Your response should consist of every record, exactly as given.

───── Task input

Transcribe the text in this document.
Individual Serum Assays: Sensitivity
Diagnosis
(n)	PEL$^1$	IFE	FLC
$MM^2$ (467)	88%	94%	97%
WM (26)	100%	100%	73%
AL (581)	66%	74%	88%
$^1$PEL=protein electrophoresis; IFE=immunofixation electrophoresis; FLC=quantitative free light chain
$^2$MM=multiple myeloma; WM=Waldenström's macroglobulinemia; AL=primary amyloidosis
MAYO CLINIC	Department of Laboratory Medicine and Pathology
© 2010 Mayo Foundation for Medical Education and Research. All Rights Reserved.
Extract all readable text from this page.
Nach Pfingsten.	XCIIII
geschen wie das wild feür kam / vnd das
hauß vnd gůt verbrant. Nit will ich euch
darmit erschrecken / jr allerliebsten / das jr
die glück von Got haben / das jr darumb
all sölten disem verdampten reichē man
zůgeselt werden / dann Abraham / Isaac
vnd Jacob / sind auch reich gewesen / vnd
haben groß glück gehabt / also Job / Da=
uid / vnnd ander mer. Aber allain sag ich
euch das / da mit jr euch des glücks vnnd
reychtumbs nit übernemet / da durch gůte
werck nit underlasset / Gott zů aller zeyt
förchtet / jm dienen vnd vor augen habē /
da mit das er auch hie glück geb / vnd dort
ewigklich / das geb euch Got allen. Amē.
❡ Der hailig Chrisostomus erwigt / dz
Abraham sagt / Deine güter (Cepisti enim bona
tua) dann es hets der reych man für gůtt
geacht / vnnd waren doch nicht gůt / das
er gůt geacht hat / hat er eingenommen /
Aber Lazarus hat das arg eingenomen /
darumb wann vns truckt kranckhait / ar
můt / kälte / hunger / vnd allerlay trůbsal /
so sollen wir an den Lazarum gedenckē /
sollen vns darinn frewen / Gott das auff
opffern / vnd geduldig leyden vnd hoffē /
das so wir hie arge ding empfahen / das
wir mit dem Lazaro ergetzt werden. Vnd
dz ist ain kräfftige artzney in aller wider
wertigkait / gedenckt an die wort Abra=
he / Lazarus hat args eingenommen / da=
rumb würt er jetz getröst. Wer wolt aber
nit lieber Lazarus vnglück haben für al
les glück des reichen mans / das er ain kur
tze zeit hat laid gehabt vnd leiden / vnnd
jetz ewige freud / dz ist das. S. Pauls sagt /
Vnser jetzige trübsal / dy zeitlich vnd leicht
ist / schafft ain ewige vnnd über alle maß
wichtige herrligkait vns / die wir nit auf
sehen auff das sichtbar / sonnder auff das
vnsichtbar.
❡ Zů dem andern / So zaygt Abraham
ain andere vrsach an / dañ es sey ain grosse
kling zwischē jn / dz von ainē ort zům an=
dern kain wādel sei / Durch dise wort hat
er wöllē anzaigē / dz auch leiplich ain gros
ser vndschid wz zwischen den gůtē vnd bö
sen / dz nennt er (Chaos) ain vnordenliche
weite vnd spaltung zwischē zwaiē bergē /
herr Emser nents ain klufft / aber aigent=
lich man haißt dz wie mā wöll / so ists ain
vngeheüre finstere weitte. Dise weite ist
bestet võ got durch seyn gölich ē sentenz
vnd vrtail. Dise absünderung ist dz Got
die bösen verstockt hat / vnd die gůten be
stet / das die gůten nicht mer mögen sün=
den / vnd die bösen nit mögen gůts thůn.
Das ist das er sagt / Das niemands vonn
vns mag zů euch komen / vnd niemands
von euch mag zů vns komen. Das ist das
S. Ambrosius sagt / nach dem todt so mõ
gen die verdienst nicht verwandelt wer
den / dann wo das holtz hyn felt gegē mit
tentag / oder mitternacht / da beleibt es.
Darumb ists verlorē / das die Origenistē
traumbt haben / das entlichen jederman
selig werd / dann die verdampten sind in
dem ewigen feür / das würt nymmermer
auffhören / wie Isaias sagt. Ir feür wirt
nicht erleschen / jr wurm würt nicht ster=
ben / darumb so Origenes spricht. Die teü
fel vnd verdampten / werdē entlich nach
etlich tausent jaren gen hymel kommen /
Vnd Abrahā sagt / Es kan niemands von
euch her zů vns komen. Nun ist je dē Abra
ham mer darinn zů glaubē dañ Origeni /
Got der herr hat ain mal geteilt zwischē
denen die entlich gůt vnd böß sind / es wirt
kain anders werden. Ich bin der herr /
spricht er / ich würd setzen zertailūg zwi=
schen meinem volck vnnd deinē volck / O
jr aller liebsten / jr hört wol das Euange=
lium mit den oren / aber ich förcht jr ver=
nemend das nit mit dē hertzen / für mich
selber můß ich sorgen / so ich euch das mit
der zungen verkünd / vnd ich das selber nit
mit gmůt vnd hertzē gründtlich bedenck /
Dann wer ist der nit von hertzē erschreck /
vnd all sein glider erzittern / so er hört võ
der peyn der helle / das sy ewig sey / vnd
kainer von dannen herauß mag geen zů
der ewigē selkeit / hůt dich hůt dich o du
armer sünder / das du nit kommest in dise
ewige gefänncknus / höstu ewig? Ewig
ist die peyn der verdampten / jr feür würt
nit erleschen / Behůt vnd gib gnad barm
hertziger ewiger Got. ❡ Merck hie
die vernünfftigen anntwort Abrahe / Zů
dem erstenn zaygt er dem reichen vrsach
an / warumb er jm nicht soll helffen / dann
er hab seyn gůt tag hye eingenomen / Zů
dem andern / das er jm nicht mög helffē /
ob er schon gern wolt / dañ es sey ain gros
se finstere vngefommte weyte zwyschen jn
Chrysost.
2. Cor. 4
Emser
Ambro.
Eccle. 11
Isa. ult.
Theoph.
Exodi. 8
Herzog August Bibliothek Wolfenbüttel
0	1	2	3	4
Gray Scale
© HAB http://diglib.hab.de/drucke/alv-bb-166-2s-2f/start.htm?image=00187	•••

──────────

- **Final answer**:
Transcribe the text in this document.
Individual Serum Assays: Sensitivity
Diagnosis
(n)	PEL$^1$	IFE	FLC
$MM^2$ (467)	88%	94%	97%
WM (26)	100%	100%	73%
AL (581)	66%	74%	88%
$^1$PEL=protein electrophoresis; IFE=immunofixation electrophoresis; FLC=quantitative free light chain
$^2$MM=multiple myeloma; WM=Waldenström's macroglobulinemia; AL=primary amyloidosis
MAYO CLINIC	Department of Laboratory Medicine and Pathology
© 2010 Mayo Foundation for Medical Education and Research. All Rights Reserved.
Extract all readable text from this page.
Nach Pfingsten.	XCIIII
geschen wie das wild feür kam / vnd das
hauß vnd gůt verbrant. Nit will ich euch
darmit erschrecken / jr allerliebsten / das jr
die glück von Got haben / das jr darumb
all sölten disem verdampten reichē man
zůgeselt werden / dann Abraham / Isaac
vnd Jacob / sind auch reich gewesen / vnd
haben groß glück gehabt / also Job / Da=
uid / vnnd ander mer. Aber allain sag ich
euch das / da mit jr euch des glücks vnnd
reychtumbs nit übernemet / da durch gůte
werck nit underlasset / Gott zů aller zeyt
förchtet / jm dienen vnd vor augen habē /
da mit das er auch hie glück geb / vnd dort
ewigklich / das geb euch Got allen. Amē.
❡ Der hailig Chrisostomus erwigt / dz
Abraham sagt / Deine güter (Cepisti enim bona
tua) dann es hets der reych man für gůtt
geacht / vnnd waren doch nicht gůt / das
er gůt geacht hat / hat er eingenommen /
Aber Lazarus hat das arg eingenomen /
darumb wann vns truckt kranckhait / ar
můt / kälte / hunger / vnd allerlay trůbsal /
so sollen wir an den Lazarum gedenckē /
sollen vns darinn frewen / Gott das auff
opffern / vnd geduldig leyden vnd hoffē /
das so wir hie arge ding empfahen / das
wir mit dem Lazaro ergetzt werden. Vnd
dz ist ain kräfftige artzney in aller wider
wertigkait / gedenckt an die wort Abra=
he / Lazarus hat args eingenommen / da=
rumb würt er jetz getröst. Wer wolt aber
nit lieber Lazarus vnglück haben für al
les glück des reichen mans / das er ain kur
tze zeit hat laid gehabt vnd leiden / vnnd
jetz ewige freud / dz ist das. S. Pauls sagt /
Vnser jetzige trübsal / dy zeitlich vnd leicht
ist / schafft ain ewige vnnd über alle maß
wichtige herrligkait vns / die wir nit auf
sehen auff das sichtbar / sonnder auff das
vnsichtbar.
❡ Zů dem andern / So zaygt Abraham
ain andere vrsach an / dañ es sey ain grosse
kling zwischē jn / dz von ainē ort zům an=
dern kain wādel sei / Durch dise wort hat
er wöllē anzaigē / dz auch leiplich ain gros
ser vndschid wz zwischen den gůtē vnd bö
sen / dz nennt er (Chaos) ain vnordenliche
weite vnd spaltung zwischē zwaiē bergē /
herr Emser nents ain klufft / aber aigent=
lich man haißt dz wie mā wöll / so ists ain
vngeheüre finstere weitte. Dise weite ist
bestet võ got durch seyn gölich ē sentenz
vnd vrtail. Dise absünderung ist dz Got
die bösen verstockt hat / vnd die gůten be
stet / das die gůten nicht mer mögen sün=
den / vnd die bösen nit mögen gůts thůn.
Das ist das er sagt / Das niemands vonn
vns mag zů euch komen / vnd niemands
von euch mag zů vns komen. Das ist das
S. Ambrosius sagt / nach dem todt so mõ
gen die verdienst nicht verwandelt wer
den / dann wo das holtz hyn felt gegē mit
tentag / oder mitternacht / da beleibt es.
Darumb ists verlorē / das die Origenistē
traumbt haben / das entlichen jederman
selig werd / dann die verdampten sind in
dem ewigen feür / das würt nymmermer
auffhören / wie Isaias sagt. Ir feür wirt
nicht erleschen / jr wurm würt nicht ster=
ben / darumb so Origenes spricht. Die teü
fel vnd verdampten / werdē entlich nach
etlich tausent jaren gen hymel kommen /
Vnd Abrahā sagt / Es kan niemands von
euch her zů vns komen. Nun ist je dē Abra
ham mer darinn zů glaubē dañ Origeni /
Got der herr hat ain mal geteilt zwischē
denen die entlich gůt vnd böß sind / es wirt
kain anders werden. Ich bin der herr /
spricht er / ich würd setzen zertailūg zwi=
schen meinem volck vnnd deinē volck / O
jr aller liebsten / jr hört wol das Euange=
lium mit den oren / aber ich förcht jr ver=
nemend das nit mit dē hertzen / für mich
selber můß ich sorgen / so ich euch das mit
der zungen verkünd / vnd ich das selber nit
mit gmůt vnd hertzē gründtlich bedenck /
Dann wer ist der nit von hertzē erschreck /
vnd all sein glider erzittern / so er hört võ
der peyn der helle / das sy ewig sey / vnd
kainer von dannen herauß mag geen zů
der ewigē selkeit / hůt dich hůt dich o du
armer sünder / das du nit kommest in dise
ewige gefänncknus / höstu ewig? Ewig
ist die peyn der verdampten / jr feür würt
nit erleschen / Behůt vnd gib gnad barm
hertziger ewiger Got. ❡ Merck hie
die vernünfftigen anntwort Abrahe / Zů
dem erstenn zaygt er dem reichen vrsach
an / warumb er jm nicht soll helffen / dann
er hab seyn gůt tag hye eingenomen / Zů
dem andern / das er jm nicht mög helffē /
ob er schon gern wolt / dañ es sey ain gros
se finstere vngefommte weyte zwyschen jn
Chrysost.
2. Cor. 4
Emser
Ambro.
Eccle. 11
Isa. ult.
Theoph.
Exodi. 8
Herzog August Bibliothek Wolfenbüttel
0	1	2	3	4
Gray Scale
© HAB http://diglib.hab.de/drucke/alv-bb-166-2s-2f/start.htm?image=00187	•••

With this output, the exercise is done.